> _Written exercise 1_
In the blog post about the prisons and probation inspectors' report, how many prisons were the inspectors' findings drawn from?
> _Written exercise 2_
Carry on the blog post about the inspectors' report on offender management, starting right after its final line.

Tuesday 17 December 2013

News, Advice and Humble Pie

I'll kick this off with the astounding news from both HM Chief Inspector's of Prisons and Probation that prisons are largely failing in rehabilitating offenders. For some reason I cannot find the actual report online, so we have to rely on news reports, such as this from the BBC:-


Efforts to stop prisoners reoffending are "not working" and should be the subject of a major policy review, two senior inspectors have said.
A joint report by the chief inspectors of prisons and probation said the lack of progress on offender management in England and Wales was "concerning". It said its findings from 21 prisons cast doubt on the Prison Service's ability to deliver required standards.
The inspectors recommended a fundamental review by the chief executive of the National Offender Management Service (NOMS), which commissions and provides services for the Ministry of Justice. Chief Inspector of Probation Liz Calderbank and Chief Inspector of Prisons Nick Hardwick said they had reached the reluctant conclusion that offender management in prisons was failing.
"The majority of prison staff do not understand it and the community-based offender managers, who largely do, have neither the involvement in the process or the internal knowledge of the institutions to make it work," they said.
"It is more complex than many prisoners need and more costly to run than most prisons can afford."
Offender management involves the assessment, planning and implementation of work with offenders in the community or in custody to address the likelihood of them reoffending and the risk of harm they pose to the public. Community-based offender managers and staff in prison offender management units have joint responsibility for work with prisoners to address the attitudes, behaviour and lifestyle behind their offending.
The Prison Service is required to make changes under the government's Transforming Rehabilitation strategy, which includes an extension of "through the gate" help where most offenders should be supported by one service provider as they move from prison to the outside world. But the inspectors said they doubted whether the Prison Service could meet these and other NOMS expectations.
"We therefore believe that the current position is no longer sustainable and should be subject to fundamental review," they said
The report, which covers the period from April 2012 to March 2013, is the third of its kind. The inspectors said they were "disappointed" that recommendations published in the previous report in July 2012 had resulted in "little progress".
The new report said "outcomes for prisoners" in terms of rehabilitation and resettlement were no better than one year ago.
As well as calling for the major review, the report made recommendations for immediate action to improve the situation "until more far-reaching changes can be made". It noted that offender supervisors in prisons lacked "guidance and supervision about what their role should entail", and called on NOMS to produce a "practice guide" for them.
It said offender management was "particularly poor" at two prisons accommodating foreign prisoners, and said NOMS should ensure foreign nationals were managed to "address their risk of harm and likelihood of reoffending". The report also suggested NOMS should work with prisons and offender management services on improvements - such as all prisoners having access to an "adequate range of programmes to address their offending behaviour".
Pat Waterman, Chair of Greater London Branch of Napo, has burst into florrid print once more, but readers of a nervous disposition should note that I have taken the liberty of reducing the colour and font sizes a little, but I hope it still conveys the author's emphasis:-
TO: NAPO MEMBERS
Is Everybody Happy?

> _Source data_
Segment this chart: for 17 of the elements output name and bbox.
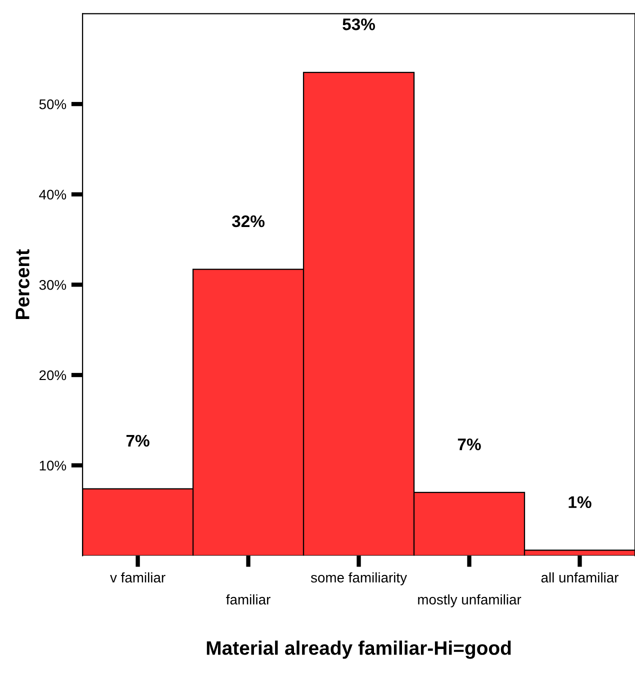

> _Final result 1_
21 prisons.

> _Final result 2_
In her blog this week, whilst acknowledging that some staff will be taking out a grievance, Heather Munro writes that she has met others who say “they just want this part of the process to be over”. 

I do hope that none of the members of Greater London Branch are saying that. 

If you are then I say be careful what you wish for. 


The national negotiations broke down because the trade unions were unable to secure adequate protection for their members. But, rather than attempt to continue the negotiations, the MOJ told trusts to go ahead anyway and start splitting and sifting their staff. 
LPT have done exactly what they were told to do and sent you all letters which either advise you of your assignment in the proposed new structure or invite you to express a preference. 

You will all be aware that the advice of your trade union is to register a grievance. However, despite comprehensive advice from your national officers and officials, and the example of the grievance already lodged by your national chair, Tom Rendon, I know that many of you are finding this a daunting and confusing task. So much so that I fear that some of you are feeling stymied into inaction. 

So here is my advice. 
  • Don’t feel that you have to submit each and every concern as outlined in the national guidance. Your grievance could consist of a single question. Don’t be put off. This is not a complex procedure.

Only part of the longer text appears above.